Problem details
Reproduce the material in full, unchanged.

+--

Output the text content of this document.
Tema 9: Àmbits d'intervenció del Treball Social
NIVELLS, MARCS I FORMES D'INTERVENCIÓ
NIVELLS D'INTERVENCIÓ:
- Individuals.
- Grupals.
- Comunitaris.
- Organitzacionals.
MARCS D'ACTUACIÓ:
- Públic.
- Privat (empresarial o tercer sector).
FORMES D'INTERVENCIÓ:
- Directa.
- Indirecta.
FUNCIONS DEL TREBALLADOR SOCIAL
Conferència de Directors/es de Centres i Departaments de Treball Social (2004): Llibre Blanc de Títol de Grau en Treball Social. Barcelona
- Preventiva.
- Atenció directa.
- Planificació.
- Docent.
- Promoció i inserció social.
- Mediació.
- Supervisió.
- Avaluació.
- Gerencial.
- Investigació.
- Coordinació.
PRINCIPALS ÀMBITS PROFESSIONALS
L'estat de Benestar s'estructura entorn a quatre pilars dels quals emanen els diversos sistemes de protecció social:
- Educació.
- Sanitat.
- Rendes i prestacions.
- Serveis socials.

+--

Task response
Output the text content of this document.
Tema 9: Àmbits d'intervenció del Treball Social
NIVELLS, MARCS I FORMES D'INTERVENCIÓ
NIVELLS D'INTERVENCIÓ:
- Individuals.
- Grupals.
- Comunitaris.
- Organitzacionals.
MARCS D'ACTUACIÓ:
- Públic.
- Privat (empresarial o tercer sector).
FORMES D'INTERVENCIÓ:
- Directa.
- Indirecta.
FUNCIONS DEL TREBALLADOR SOCIAL
Conferència de Directors/es de Centres i Departaments de Treball Social (2004): Llibre Blanc de Títol de Grau en Treball Social. Barcelona
- Preventiva.
- Atenció directa.
- Planificació.
- Docent.
- Promoció i inserció social.
- Mediació.
- Supervisió.
- Avaluació.
- Gerencial.
- Investigació.
- Coordinació.
PRINCIPALS ÀMBITS PROFESSIONALS
L'estat de Benestar s'estructura entorn a quatre pilars dels quals emanen els diversos sistemes de protecció social:
- Educació.
- Sanitat.
- Rendes i prestacions.
- Serveis socials.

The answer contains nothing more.